* [Problem] In the data below, find every line that has the string "าประมงระหว", and copy it.

* [Material supplied]
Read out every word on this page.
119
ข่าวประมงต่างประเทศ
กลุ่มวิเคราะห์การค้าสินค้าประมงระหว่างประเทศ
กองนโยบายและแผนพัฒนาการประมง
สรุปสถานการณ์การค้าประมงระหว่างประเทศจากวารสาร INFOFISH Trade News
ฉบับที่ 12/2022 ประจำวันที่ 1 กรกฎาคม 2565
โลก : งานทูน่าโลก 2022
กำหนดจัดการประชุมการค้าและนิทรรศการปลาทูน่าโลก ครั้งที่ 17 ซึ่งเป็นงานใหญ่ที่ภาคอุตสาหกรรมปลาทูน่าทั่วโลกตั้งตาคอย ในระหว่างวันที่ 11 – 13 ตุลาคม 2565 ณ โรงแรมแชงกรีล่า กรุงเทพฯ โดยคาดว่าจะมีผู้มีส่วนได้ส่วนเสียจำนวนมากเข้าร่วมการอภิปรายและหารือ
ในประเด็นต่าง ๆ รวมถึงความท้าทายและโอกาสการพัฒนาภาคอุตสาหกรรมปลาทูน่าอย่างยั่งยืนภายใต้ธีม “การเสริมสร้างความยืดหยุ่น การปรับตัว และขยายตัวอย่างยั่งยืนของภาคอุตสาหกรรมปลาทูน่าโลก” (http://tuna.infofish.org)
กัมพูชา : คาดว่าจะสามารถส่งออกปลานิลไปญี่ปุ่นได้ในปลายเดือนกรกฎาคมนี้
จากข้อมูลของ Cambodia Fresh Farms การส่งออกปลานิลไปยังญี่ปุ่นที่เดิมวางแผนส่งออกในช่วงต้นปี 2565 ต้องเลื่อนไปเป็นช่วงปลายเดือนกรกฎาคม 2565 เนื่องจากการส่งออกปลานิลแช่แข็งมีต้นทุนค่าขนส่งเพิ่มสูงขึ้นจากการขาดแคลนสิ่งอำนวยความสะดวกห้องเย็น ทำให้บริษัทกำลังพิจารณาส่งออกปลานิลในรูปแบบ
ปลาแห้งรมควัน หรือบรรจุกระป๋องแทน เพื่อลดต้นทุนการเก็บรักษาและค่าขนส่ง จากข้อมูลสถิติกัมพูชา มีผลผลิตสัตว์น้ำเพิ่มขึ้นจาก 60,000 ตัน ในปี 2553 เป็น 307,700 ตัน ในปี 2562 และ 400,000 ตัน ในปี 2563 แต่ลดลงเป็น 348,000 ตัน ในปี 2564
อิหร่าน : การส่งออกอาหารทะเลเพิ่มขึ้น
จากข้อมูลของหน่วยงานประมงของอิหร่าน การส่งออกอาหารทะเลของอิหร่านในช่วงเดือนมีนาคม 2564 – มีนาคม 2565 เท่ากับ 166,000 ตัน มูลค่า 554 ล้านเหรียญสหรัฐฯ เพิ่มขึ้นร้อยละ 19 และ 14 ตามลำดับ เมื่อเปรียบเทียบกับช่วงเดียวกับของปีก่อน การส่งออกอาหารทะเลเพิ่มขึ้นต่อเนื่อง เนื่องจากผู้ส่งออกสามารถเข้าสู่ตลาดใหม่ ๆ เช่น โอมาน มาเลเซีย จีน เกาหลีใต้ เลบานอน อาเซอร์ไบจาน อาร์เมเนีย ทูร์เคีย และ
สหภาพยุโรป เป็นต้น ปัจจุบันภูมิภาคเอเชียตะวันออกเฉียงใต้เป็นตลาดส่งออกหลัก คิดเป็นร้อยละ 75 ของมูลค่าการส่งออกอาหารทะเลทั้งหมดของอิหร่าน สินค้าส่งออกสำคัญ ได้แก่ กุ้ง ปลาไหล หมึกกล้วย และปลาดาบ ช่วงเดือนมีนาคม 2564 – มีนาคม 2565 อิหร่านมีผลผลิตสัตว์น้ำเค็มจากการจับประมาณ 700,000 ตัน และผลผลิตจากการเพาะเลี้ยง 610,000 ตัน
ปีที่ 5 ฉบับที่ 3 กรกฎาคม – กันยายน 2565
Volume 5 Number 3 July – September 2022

* [Expected answer]
กลุ่มวิเคราะห์การค้าสินค้าประมงระหว่างประเทศ
สรุปสถานการณ์การค้าประมงระหว่างประเทศจากวารสาร INFOFISH Trade News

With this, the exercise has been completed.